Dataset entries on figures
......

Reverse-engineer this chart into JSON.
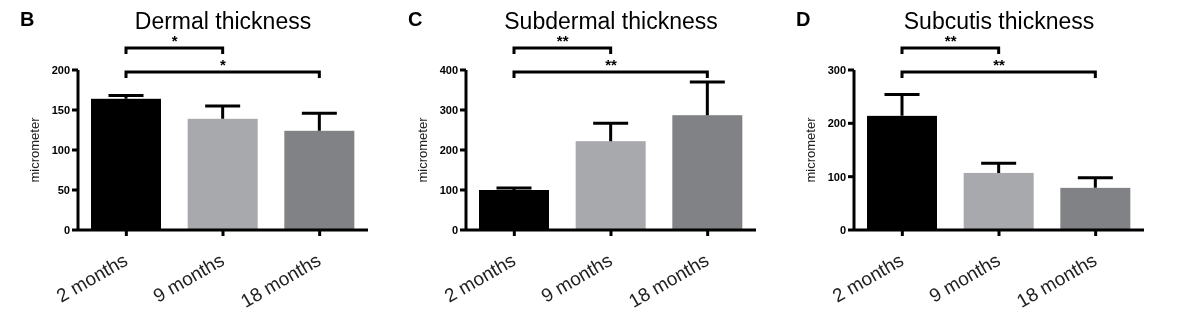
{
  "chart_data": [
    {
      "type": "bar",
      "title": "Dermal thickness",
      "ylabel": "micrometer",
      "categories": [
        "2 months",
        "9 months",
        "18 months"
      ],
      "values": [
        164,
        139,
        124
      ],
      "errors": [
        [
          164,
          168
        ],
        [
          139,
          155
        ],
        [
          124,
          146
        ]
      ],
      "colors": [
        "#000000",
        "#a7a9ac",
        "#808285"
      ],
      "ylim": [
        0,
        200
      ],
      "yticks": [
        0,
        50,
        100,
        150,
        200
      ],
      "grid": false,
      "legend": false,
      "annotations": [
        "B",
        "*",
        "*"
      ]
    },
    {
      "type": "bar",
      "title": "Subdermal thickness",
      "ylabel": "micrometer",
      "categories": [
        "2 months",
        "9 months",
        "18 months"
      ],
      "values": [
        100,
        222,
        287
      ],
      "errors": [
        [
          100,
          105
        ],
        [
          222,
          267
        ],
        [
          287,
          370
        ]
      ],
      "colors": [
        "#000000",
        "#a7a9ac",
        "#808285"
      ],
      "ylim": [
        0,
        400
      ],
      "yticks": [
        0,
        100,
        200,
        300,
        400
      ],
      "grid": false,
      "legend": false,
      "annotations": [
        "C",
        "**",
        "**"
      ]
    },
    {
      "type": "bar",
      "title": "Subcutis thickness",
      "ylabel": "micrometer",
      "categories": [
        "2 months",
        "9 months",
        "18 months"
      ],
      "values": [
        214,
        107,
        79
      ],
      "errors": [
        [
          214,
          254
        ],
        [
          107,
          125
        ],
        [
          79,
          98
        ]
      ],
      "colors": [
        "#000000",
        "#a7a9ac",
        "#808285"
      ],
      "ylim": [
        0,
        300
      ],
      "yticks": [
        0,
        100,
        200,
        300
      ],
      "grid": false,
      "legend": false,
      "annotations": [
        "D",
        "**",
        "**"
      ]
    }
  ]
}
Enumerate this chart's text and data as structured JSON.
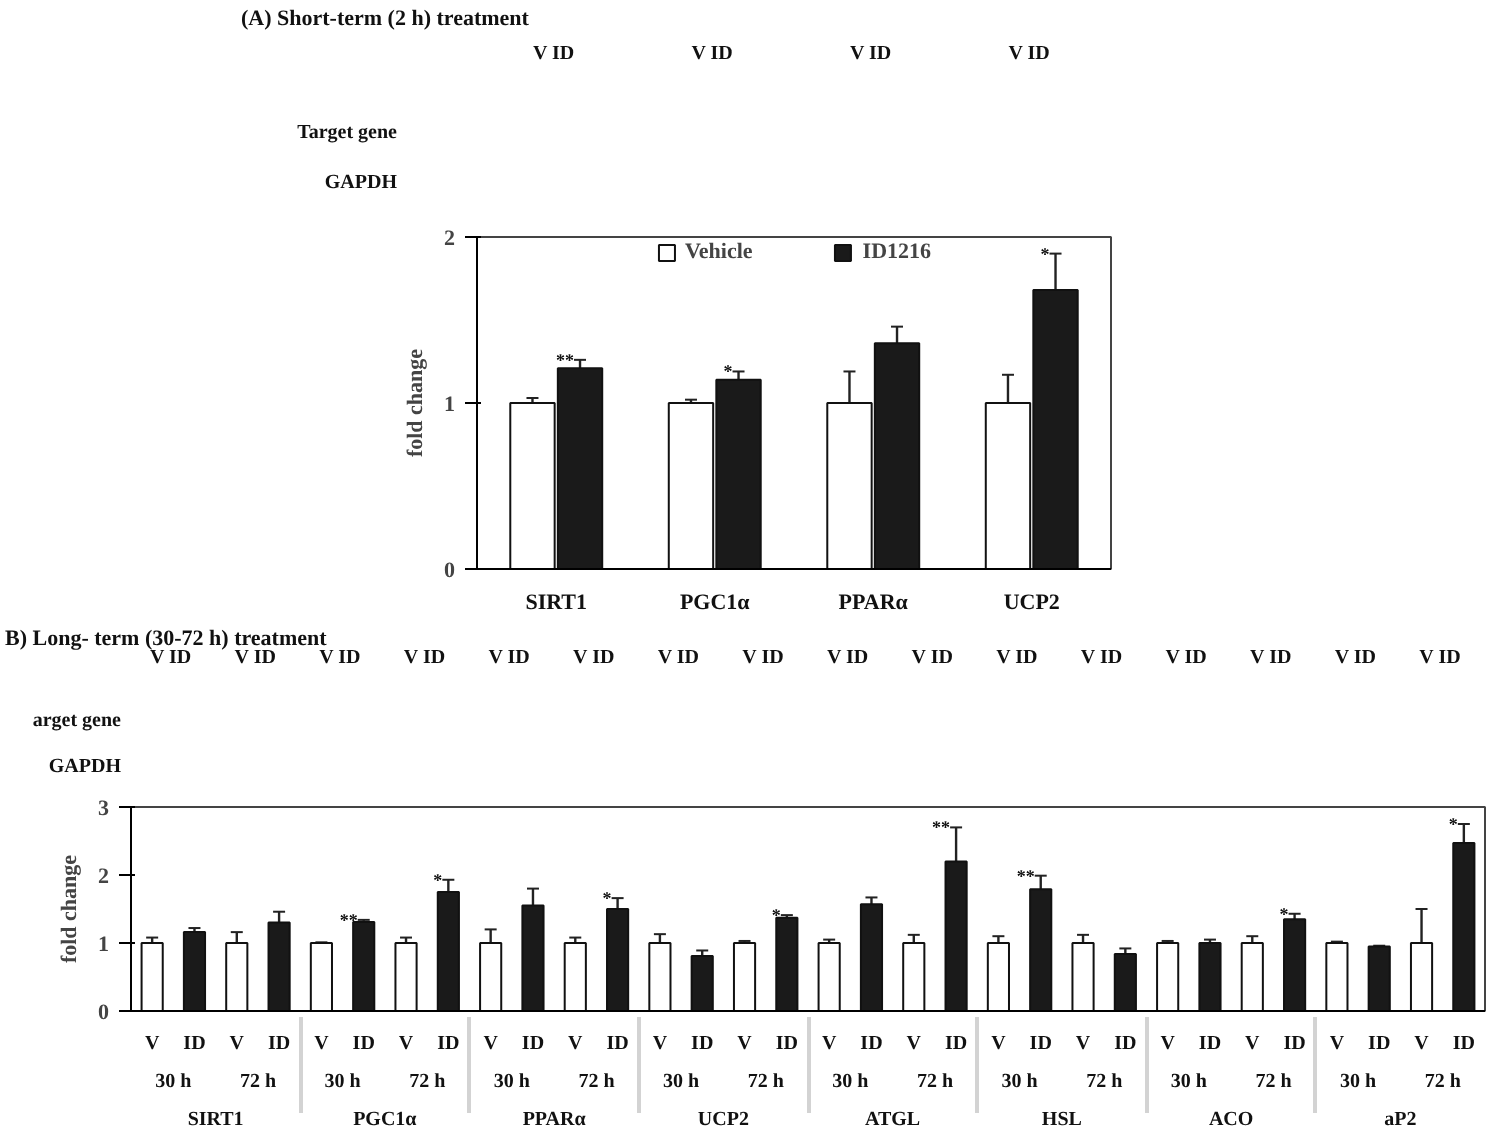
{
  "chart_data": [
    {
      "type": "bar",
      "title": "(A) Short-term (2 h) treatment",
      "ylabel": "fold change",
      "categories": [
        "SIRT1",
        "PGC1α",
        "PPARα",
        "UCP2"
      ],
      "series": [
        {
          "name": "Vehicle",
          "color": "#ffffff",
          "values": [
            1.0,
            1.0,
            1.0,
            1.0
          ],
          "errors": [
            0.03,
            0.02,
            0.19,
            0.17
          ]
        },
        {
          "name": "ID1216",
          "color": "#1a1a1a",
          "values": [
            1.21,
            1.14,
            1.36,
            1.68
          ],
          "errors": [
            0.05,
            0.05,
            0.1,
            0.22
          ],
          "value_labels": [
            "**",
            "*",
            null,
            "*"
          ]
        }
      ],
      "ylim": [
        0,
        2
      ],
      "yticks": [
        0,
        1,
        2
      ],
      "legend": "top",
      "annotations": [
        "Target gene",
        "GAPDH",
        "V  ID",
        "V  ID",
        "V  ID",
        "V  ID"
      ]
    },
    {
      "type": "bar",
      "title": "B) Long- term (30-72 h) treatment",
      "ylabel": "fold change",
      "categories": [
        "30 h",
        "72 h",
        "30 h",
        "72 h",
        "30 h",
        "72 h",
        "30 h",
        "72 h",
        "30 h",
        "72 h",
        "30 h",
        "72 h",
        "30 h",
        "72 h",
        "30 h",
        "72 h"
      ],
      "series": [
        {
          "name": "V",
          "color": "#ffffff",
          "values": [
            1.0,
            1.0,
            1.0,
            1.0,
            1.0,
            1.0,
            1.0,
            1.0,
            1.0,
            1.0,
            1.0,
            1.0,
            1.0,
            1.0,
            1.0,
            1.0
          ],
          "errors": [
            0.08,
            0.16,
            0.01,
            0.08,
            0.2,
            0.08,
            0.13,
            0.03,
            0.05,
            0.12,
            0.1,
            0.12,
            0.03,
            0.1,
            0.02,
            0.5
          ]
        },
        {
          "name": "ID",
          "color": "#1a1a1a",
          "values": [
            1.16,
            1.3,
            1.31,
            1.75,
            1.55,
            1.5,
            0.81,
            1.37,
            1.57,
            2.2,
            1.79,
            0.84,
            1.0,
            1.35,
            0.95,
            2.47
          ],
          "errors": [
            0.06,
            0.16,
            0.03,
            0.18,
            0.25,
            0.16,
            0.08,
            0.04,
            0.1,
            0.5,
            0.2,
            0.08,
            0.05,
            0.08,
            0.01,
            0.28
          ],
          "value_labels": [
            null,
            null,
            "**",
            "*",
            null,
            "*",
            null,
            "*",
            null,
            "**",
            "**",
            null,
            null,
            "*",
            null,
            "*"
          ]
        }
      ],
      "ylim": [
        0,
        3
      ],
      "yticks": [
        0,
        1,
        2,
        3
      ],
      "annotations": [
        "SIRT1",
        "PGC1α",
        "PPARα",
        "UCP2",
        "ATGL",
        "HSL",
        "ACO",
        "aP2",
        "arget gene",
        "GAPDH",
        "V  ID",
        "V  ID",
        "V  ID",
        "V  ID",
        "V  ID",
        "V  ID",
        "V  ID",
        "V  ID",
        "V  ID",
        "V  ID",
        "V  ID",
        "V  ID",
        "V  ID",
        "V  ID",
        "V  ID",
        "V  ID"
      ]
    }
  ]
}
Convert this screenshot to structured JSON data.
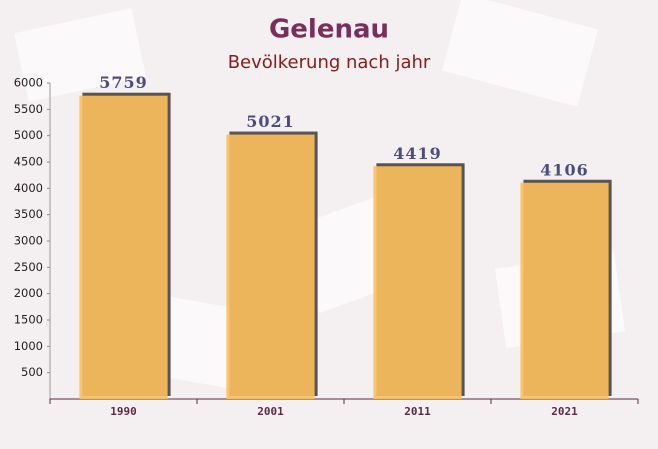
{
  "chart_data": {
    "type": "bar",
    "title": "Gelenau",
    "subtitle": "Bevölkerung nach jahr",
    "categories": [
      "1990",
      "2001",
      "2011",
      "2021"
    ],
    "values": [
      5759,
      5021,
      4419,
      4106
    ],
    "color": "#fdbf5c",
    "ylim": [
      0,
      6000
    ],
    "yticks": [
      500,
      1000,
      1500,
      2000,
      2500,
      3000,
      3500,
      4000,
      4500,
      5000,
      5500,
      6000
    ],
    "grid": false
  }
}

......

AIM OF THE TASK
Collect the complete line wherever the string "name" appears in the records.

WRITTEN RESPONSE
          "name": "Vehicle",
          "name": "ID1216",
          "name": "V",
          "name": "ID",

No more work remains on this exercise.